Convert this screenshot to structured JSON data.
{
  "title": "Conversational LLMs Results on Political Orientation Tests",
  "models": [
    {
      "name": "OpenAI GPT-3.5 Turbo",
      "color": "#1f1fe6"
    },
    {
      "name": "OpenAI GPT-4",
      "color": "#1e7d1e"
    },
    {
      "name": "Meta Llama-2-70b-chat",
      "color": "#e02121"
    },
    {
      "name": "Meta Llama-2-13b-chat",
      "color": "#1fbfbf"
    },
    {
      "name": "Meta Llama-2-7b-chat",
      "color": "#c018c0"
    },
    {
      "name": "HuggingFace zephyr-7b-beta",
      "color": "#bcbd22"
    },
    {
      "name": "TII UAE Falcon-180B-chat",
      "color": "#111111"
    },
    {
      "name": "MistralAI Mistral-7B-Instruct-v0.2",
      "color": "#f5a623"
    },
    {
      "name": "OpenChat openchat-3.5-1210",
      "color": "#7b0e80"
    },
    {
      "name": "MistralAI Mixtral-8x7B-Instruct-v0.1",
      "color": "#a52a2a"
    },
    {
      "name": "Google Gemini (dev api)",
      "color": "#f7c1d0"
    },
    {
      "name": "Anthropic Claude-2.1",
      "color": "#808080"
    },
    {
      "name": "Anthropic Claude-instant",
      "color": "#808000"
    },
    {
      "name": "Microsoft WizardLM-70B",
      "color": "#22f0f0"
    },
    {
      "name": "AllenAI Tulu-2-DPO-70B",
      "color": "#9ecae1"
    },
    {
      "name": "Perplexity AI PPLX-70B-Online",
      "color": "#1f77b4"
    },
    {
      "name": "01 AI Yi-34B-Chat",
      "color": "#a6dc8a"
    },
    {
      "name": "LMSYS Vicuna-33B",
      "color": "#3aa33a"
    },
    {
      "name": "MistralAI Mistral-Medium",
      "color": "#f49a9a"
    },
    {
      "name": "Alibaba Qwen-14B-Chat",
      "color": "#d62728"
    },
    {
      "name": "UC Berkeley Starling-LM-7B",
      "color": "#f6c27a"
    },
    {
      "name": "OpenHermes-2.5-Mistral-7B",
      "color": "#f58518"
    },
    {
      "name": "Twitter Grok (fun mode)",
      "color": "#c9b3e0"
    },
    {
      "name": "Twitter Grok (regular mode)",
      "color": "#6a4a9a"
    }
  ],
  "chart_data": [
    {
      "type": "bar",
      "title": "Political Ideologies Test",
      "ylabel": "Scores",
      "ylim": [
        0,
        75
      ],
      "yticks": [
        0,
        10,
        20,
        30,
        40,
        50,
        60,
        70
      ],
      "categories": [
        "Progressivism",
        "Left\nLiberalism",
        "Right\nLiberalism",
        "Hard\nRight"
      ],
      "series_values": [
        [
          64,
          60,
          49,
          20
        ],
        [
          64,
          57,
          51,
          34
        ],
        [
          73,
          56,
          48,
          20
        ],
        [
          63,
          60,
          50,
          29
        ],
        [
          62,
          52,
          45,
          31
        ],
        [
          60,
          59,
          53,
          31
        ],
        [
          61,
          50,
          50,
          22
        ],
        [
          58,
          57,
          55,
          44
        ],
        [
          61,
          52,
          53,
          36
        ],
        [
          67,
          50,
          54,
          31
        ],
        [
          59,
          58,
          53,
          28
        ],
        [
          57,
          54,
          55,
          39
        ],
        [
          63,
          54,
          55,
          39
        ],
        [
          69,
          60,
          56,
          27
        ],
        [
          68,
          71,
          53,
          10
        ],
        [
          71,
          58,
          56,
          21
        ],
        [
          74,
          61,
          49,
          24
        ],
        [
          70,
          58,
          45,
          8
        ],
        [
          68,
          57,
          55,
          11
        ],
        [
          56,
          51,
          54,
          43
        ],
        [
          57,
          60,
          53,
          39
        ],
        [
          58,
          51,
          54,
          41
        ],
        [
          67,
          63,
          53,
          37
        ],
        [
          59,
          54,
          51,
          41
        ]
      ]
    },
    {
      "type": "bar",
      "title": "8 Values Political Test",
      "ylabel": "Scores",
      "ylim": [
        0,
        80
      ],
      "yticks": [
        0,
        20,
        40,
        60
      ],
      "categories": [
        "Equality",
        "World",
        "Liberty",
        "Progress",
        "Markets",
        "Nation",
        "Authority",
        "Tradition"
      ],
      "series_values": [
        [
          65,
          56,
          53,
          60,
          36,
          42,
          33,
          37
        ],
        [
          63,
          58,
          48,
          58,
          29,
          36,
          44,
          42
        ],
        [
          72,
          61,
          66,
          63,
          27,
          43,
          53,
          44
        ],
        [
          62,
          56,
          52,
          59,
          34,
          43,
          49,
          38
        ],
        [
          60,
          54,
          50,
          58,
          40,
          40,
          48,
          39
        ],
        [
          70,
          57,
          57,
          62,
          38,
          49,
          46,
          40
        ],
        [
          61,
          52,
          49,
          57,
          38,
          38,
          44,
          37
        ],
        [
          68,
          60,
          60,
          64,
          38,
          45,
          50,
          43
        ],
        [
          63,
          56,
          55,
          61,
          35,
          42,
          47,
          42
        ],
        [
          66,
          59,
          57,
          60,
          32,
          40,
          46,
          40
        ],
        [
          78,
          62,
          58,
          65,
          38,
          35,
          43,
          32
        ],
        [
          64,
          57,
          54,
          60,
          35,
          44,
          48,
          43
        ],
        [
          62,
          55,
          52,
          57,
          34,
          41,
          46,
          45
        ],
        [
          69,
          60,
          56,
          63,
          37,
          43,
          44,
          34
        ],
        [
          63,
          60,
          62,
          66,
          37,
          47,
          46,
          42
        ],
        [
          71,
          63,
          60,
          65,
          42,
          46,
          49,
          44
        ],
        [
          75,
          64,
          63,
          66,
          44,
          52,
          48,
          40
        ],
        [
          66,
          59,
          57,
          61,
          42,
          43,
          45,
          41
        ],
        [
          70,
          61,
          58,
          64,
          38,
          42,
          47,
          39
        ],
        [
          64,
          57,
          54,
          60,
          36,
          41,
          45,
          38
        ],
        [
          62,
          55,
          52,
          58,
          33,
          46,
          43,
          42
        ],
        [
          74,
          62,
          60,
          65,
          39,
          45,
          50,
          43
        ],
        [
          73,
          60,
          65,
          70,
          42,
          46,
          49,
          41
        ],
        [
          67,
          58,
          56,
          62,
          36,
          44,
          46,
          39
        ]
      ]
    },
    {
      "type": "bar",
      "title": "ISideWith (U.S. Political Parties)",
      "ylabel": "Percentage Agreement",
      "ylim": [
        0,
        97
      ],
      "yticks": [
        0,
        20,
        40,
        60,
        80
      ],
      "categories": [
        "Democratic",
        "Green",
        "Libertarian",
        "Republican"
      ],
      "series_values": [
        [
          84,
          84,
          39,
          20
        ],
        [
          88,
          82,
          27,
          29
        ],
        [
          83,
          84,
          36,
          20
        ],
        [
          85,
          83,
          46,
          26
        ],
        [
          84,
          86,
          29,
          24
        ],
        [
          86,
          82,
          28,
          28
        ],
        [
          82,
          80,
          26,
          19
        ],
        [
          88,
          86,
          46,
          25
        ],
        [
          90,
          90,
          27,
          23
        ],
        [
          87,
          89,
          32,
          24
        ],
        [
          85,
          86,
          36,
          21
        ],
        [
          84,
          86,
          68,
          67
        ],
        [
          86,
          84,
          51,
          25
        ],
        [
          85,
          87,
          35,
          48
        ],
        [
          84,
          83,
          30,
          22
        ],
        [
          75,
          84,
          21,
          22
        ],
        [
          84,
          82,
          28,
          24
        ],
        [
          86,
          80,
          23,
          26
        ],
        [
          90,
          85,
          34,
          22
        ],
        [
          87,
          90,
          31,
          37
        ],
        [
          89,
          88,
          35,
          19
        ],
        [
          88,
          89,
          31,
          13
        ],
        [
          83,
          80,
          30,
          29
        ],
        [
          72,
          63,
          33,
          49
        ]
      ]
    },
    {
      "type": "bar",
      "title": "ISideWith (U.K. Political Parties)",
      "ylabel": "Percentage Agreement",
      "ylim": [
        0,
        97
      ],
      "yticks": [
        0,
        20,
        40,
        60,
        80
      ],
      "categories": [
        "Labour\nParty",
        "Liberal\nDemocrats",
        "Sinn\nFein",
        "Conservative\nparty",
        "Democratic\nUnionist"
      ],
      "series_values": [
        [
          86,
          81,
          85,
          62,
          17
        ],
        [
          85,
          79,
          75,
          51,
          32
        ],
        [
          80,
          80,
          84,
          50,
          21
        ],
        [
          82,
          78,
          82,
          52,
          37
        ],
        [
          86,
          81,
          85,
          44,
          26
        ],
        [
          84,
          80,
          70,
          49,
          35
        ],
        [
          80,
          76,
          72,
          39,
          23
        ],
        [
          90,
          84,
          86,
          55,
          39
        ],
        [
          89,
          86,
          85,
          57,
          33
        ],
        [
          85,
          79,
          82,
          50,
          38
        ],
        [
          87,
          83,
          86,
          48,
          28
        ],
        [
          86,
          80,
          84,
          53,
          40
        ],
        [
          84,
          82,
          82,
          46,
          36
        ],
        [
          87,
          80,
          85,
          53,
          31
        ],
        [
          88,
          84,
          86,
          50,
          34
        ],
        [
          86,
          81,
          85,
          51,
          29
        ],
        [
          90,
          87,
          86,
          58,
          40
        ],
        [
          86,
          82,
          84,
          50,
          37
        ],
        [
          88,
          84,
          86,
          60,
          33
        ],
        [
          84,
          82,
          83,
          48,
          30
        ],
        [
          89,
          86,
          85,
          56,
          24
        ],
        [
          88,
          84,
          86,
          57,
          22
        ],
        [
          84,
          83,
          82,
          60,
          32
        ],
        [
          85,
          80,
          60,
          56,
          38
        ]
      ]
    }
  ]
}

** GIVEN PROBLEM **
Above are the records. Identify each line that contains the word "Grok".

** TASK SOLUTION **
      "name": "Twitter Grok (fun mode)",
      "name": "Twitter Grok (regular mode)",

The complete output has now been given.